* [DATA EXTRACT]
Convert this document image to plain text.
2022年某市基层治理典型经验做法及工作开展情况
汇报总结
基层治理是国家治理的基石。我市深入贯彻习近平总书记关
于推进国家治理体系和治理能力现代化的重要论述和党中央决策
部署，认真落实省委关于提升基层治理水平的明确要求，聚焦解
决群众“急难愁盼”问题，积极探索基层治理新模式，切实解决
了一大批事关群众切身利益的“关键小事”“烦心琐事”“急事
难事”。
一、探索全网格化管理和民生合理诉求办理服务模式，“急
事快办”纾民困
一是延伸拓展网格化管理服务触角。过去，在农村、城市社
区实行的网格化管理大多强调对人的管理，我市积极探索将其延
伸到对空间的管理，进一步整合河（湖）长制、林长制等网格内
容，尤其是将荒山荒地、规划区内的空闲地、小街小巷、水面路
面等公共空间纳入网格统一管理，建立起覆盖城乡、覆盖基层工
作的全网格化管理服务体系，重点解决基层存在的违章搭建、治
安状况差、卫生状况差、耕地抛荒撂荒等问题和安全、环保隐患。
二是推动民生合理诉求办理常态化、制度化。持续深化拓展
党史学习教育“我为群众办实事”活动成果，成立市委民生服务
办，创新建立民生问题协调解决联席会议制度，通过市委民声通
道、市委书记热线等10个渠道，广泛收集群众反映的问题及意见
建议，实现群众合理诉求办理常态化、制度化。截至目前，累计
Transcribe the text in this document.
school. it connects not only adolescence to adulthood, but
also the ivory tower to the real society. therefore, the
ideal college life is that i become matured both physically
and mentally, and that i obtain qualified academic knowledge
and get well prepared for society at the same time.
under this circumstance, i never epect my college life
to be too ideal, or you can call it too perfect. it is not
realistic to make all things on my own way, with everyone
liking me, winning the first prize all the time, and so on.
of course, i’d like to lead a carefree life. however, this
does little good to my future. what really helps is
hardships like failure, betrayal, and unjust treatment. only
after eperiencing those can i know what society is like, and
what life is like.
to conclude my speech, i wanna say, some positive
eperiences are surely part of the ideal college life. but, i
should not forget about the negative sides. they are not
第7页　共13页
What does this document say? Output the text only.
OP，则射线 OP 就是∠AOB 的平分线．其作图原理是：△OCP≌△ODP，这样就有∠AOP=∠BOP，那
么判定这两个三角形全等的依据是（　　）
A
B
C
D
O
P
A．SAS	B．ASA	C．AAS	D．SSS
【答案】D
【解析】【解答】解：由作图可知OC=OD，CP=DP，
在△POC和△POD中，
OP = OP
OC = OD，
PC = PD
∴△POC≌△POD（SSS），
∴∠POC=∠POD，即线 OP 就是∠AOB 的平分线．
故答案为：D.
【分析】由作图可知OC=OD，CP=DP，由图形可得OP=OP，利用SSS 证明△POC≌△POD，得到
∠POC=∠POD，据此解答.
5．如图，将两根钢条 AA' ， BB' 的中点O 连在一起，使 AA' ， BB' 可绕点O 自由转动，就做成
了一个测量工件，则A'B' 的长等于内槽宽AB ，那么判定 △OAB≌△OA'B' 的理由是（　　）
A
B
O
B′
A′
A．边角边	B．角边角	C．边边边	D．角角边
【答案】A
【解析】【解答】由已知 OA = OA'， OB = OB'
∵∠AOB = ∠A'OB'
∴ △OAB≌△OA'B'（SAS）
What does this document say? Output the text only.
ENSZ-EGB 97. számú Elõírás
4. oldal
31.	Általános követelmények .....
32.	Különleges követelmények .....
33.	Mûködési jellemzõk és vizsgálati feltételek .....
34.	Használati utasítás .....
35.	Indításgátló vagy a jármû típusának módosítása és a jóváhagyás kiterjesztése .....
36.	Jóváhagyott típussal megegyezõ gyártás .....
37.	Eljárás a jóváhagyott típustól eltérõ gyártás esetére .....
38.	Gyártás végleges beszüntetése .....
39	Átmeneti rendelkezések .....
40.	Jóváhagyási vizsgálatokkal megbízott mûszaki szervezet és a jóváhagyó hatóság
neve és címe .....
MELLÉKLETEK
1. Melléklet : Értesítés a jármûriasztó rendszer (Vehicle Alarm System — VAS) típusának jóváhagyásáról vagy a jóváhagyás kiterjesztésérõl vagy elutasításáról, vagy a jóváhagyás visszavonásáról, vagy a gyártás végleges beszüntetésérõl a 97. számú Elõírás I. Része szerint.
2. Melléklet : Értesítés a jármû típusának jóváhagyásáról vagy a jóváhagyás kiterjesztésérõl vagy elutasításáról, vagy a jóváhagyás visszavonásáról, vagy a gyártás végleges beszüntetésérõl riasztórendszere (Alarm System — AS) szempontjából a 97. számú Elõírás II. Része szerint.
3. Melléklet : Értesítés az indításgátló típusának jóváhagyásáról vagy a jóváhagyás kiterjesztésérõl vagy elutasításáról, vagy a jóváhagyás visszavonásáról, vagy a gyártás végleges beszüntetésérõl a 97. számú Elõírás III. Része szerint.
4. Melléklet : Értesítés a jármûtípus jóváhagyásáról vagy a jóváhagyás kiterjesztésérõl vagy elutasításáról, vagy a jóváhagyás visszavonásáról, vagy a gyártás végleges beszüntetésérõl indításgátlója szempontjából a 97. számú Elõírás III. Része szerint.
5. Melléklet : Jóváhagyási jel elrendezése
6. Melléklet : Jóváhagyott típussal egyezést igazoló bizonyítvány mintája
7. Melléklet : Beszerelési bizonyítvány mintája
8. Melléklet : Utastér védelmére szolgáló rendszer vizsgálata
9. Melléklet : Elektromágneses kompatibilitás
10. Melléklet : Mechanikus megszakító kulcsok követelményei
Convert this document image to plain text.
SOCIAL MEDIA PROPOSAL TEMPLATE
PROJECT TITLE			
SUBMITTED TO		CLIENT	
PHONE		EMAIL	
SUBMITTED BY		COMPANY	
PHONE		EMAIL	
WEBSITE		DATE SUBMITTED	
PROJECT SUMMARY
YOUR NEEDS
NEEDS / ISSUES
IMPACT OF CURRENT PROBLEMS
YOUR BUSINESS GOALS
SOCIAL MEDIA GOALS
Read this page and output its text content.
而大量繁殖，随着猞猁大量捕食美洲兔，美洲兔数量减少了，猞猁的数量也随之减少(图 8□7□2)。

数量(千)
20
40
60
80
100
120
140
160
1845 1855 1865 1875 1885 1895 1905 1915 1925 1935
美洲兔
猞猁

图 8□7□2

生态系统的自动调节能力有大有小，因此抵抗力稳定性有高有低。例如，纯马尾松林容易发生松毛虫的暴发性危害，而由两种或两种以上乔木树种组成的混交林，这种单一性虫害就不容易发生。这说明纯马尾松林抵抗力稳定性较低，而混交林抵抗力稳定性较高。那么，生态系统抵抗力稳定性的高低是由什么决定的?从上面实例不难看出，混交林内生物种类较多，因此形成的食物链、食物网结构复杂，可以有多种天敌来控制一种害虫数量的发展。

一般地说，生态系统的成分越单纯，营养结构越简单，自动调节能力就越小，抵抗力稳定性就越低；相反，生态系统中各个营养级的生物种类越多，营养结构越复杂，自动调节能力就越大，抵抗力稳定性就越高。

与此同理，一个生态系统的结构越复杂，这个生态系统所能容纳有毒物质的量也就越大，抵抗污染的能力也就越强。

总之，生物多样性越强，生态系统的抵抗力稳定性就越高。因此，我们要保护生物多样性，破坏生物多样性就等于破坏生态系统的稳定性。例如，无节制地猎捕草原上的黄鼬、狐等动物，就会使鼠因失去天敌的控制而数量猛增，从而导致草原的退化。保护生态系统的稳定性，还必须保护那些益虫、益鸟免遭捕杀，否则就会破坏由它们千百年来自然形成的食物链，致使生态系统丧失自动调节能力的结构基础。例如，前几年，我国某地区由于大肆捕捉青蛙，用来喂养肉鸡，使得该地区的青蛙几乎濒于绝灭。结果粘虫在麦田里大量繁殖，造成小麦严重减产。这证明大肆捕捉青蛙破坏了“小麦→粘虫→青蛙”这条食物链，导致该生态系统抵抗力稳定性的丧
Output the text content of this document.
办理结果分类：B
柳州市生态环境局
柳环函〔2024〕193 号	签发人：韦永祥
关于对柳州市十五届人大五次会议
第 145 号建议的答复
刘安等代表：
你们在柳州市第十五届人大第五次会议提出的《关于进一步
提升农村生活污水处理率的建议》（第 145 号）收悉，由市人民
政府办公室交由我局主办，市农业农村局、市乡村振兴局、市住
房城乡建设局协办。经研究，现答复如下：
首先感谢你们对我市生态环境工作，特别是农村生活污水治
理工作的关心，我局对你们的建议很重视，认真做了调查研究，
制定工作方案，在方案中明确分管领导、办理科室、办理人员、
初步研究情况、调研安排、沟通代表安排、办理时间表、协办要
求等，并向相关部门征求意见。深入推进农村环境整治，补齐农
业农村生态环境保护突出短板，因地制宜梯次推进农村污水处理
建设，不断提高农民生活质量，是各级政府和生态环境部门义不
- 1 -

* [EXERCISE INSTRUCTIONS] Copy only the stretch running from the line containing "Output the text content of this document." to the final line of the entries, both ends included, exactly as it stands.

* [COMPLETE RESPONSE]
Output the text content of this document.
办理结果分类：B
柳州市生态环境局
柳环函〔2024〕193 号	签发人：韦永祥
关于对柳州市十五届人大五次会议
第 145 号建议的答复
刘安等代表：
你们在柳州市第十五届人大第五次会议提出的《关于进一步
提升农村生活污水处理率的建议》（第 145 号）收悉，由市人民
政府办公室交由我局主办，市农业农村局、市乡村振兴局、市住
房城乡建设局协办。经研究，现答复如下：
首先感谢你们对我市生态环境工作，特别是农村生活污水治
理工作的关心，我局对你们的建议很重视，认真做了调查研究，
制定工作方案，在方案中明确分管领导、办理科室、办理人员、
初步研究情况、调研安排、沟通代表安排、办理时间表、协办要
求等，并向相关部门征求意见。深入推进农村环境整治，补齐农
业农村生态环境保护突出短板，因地制宜梯次推进农村污水处理
建设，不断提高农民生活质量，是各级政府和生态环境部门义不
- 1 -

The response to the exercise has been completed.